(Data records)

_ _ _ _ _

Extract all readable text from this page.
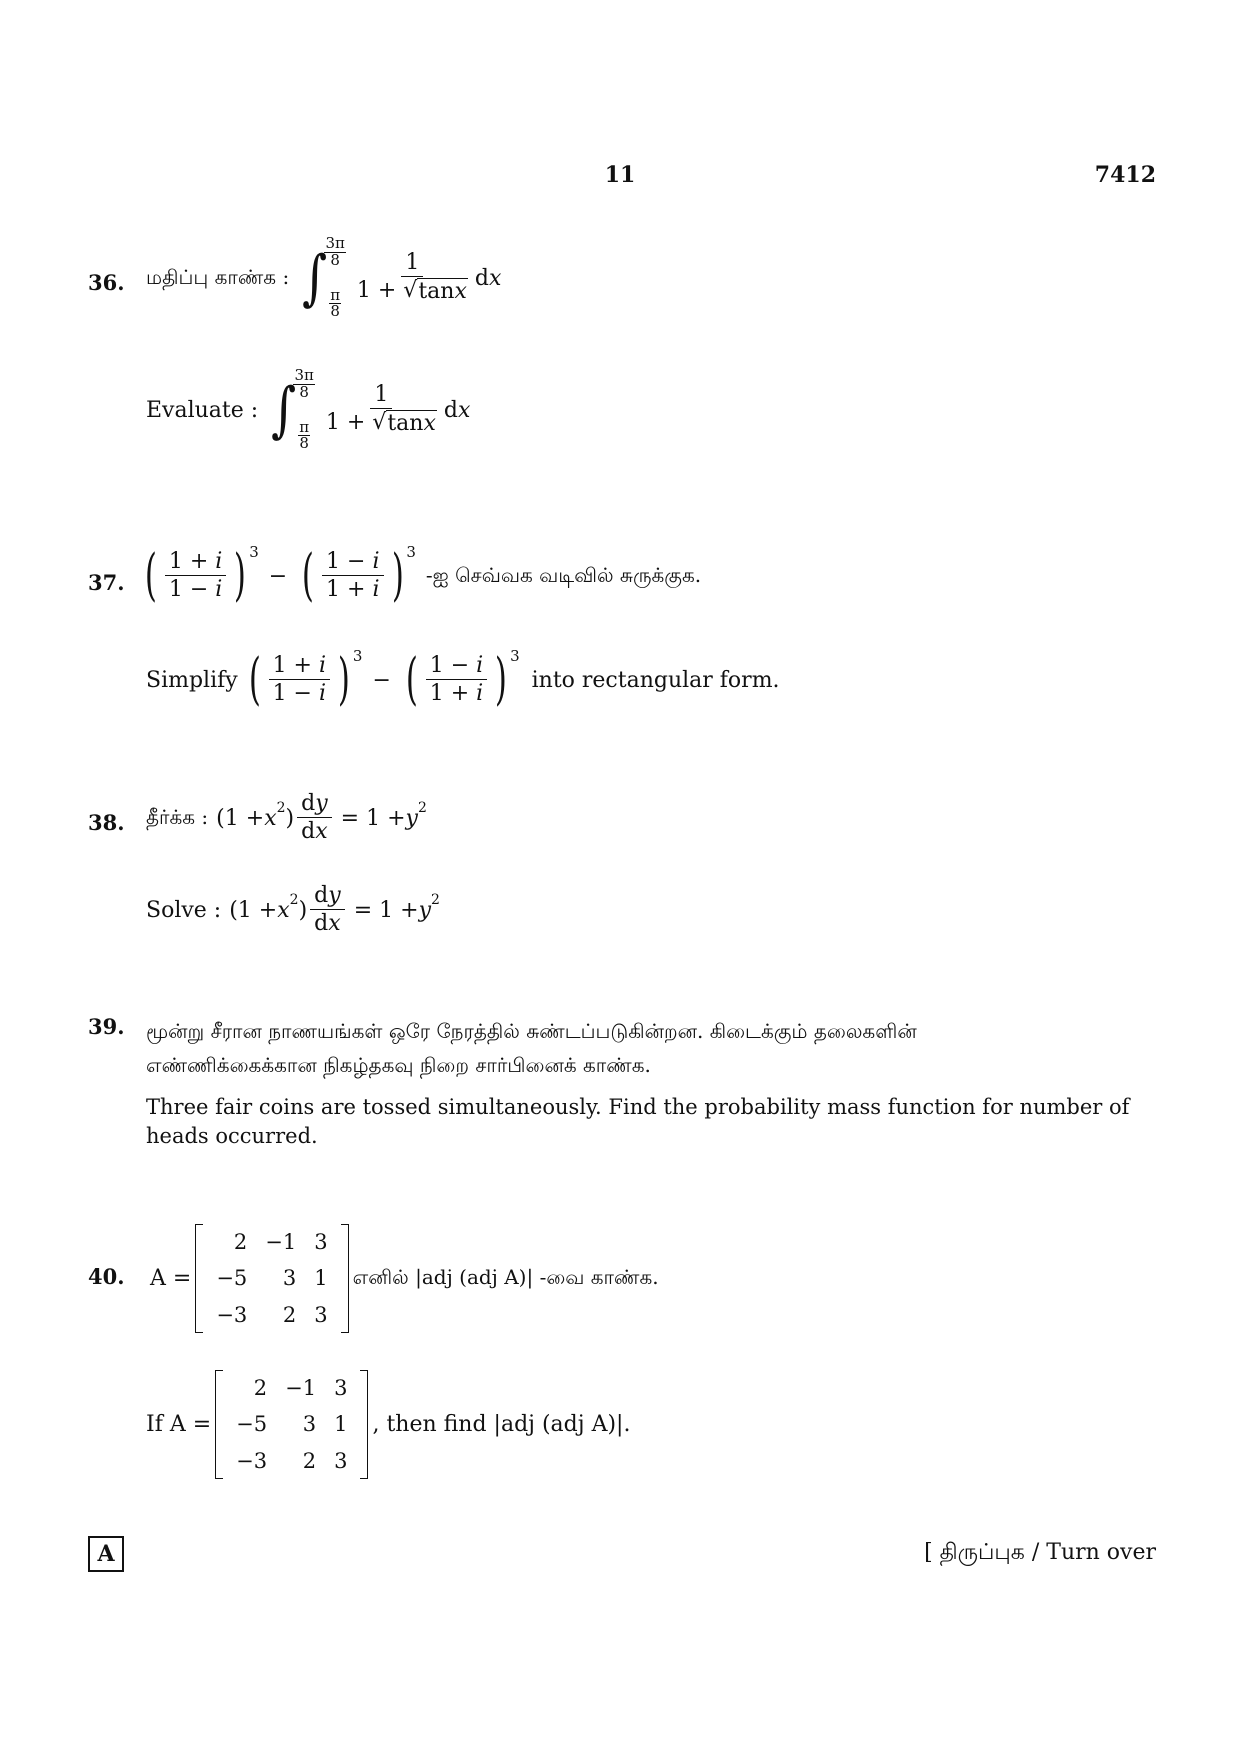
11	7412
36. மதிப்பு காண்க : ∫
3π
8
π
8
$\frac{1}{1 + √ \tan x}$ dx
Evaluate : ∫
3π
8
π
8
$\frac{1}{1 + √ \tan x}$ dx
37. ( $\frac{1 + i}{1 - i}$ ) 3
− ( $\frac{1 - i}{1 + i}$ ) 3
-ஐ செவ்வக வடிவில் சுருக்குக.
Simplify ( $\frac{1 + i}{1 - i}$ ) 3
− ( $\frac{1 - i}{1 + i}$ ) 3
into rectangular form.
38. தீர்க்க : (1 + x 2 ) $\frac{dy}{dx} = 1 + y$ 2
Solve : (1 + x 2 ) $\frac{dy}{dx} = 1 + y$ 2
39. மூன்று சீரான நாணயங்கள் ஒரே நேரத்தில் சுண்டப்படுகின்றன. கிடைக்கும் தலைகளின்
எண்ணிக்கைக்கான நிகழ்தகவு நிறை சார்பினைக் காண்க.
Three fair coins are tossed simultaneously. Find the probability mass function for number of
heads occurred.
40. A =
2	−1	3
−5	3	1
−3	2	3
எனில் |adj (adj A)| -வை காண்க.
If A =
2	−1	3
−5	3	1
−3	2	3
, then find |adj (adj A)|.
A	[ திருப்புக / Turn over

_ _ _ _ _

## WRITTEN INSTRUCTION:
Where a line above contains the string "frac", copy that line.

## RESPONSE TO THE TASK:
$\frac{1}{1 + √ \tan x}$ dx
$\frac{1}{1 + √ \tan x}$ dx
37. ( $\frac{1 + i}{1 - i}$ ) 3
− ( $\frac{1 - i}{1 + i}$ ) 3
Simplify ( $\frac{1 + i}{1 - i}$ ) 3
− ( $\frac{1 - i}{1 + i}$ ) 3
38. தீர்க்க : (1 + x 2 ) $\frac{dy}{dx} = 1 + y$ 2
Solve : (1 + x 2 ) $\frac{dy}{dx} = 1 + y$ 2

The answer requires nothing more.